Figure contents as structured data
(begin)

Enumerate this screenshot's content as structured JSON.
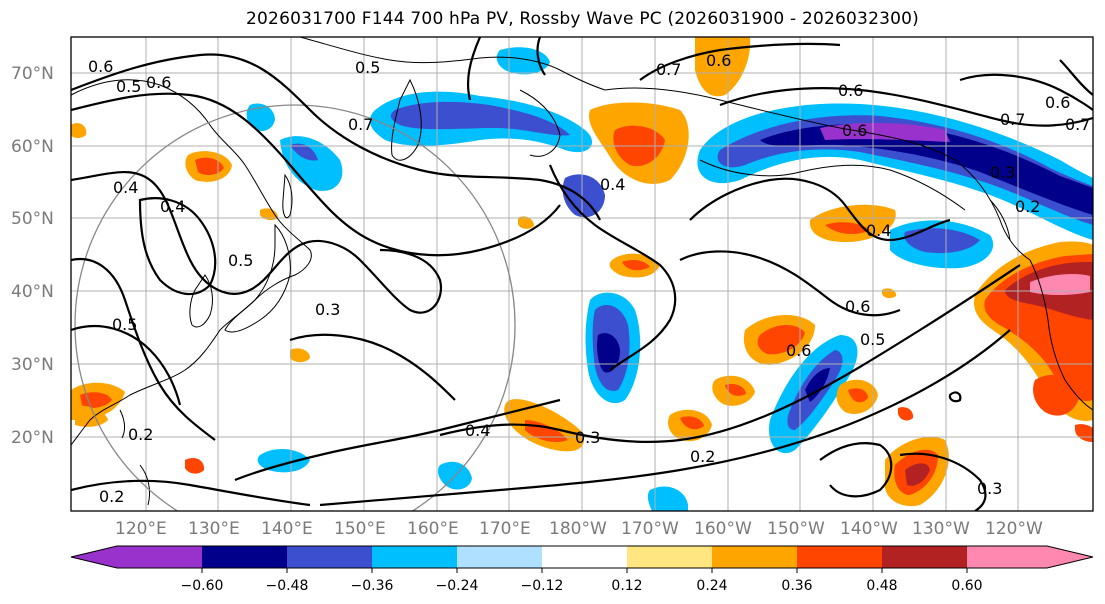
{
  "title": "2026031700 F144 700 hPa PV, Rossby Wave PC (2026031900 - 2026032300)",
  "map": {
    "lat_labels": [
      "70°N",
      "60°N",
      "50°N",
      "40°N",
      "30°N",
      "20°N"
    ],
    "lon_labels": [
      "120°E",
      "130°E",
      "140°E",
      "150°E",
      "160°E",
      "170°E",
      "180°W",
      "170°W",
      "160°W",
      "150°W",
      "140°W",
      "130°W",
      "120°W"
    ],
    "contour_labels": [
      "0.6",
      "0.5",
      "0.6",
      "0.7",
      "0.5",
      "0.4",
      "0.4",
      "0.4",
      "0.5",
      "0.5",
      "0.3",
      "0.7",
      "0.6",
      "0.6",
      "0.6",
      "0.7",
      "0.6",
      "0.2",
      "0.4",
      "0.6",
      "0.5",
      "0.6",
      "0.4",
      "0.3",
      "0.2",
      "0.3",
      "0.2",
      "0.2",
      "0.7",
      "0.3"
    ]
  },
  "colorbar": {
    "ticks": [
      "−0.60",
      "−0.48",
      "−0.36",
      "−0.24",
      "−0.12",
      "0.12",
      "0.24",
      "0.36",
      "0.48",
      "0.60"
    ],
    "colors": [
      "#9932cc",
      "#00008b",
      "#3b4fcf",
      "#00bfff",
      "#b0e0ff",
      "#ffffff",
      "#ffe680",
      "#ffa500",
      "#ff4500",
      "#b22222",
      "#ff88b0"
    ]
  }
}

(end)

### SHORT PROBLEM
Every line of the data should be copied as it stands, without the images.

### TASK SOLUTION
Enumerate this screenshot's content as structured JSON.
{
  "title": "2026031700 F144 700 hPa PV, Rossby Wave PC (2026031900 - 2026032300)",
  "map": {
    "lat_labels": [
      "70°N",
      "60°N",
      "50°N",
      "40°N",
      "30°N",
      "20°N"
    ],
    "lon_labels": [
      "120°E",
      "130°E",
      "140°E",
      "150°E",
      "160°E",
      "170°E",
      "180°W",
      "170°W",
      "160°W",
      "150°W",
      "140°W",
      "130°W",
      "120°W"
    ],
    "contour_labels": [
      "0.6",
      "0.5",
      "0.6",
      "0.7",
      "0.5",
      "0.4",
      "0.4",
      "0.4",
      "0.5",
      "0.5",
      "0.3",
      "0.7",
      "0.6",
      "0.6",
      "0.6",
      "0.7",
      "0.6",
      "0.2",
      "0.4",
      "0.6",
      "0.5",
      "0.6",
      "0.4",
      "0.3",
      "0.2",
      "0.3",
      "0.2",
      "0.2",
      "0.7",
      "0.3"
    ]
  },
  "colorbar": {
    "ticks": [
      "−0.60",
      "−0.48",
      "−0.36",
      "−0.24",
      "−0.12",
      "0.12",
      "0.24",
      "0.36",
      "0.48",
      "0.60"
    ],
    "colors": [
      "#9932cc",
      "#00008b",
      "#3b4fcf",
      "#00bfff",
      "#b0e0ff",
      "#ffffff",
      "#ffe680",
      "#ffa500",
      "#ff4500",
      "#b22222",
      "#ff88b0"
    ]
  }
}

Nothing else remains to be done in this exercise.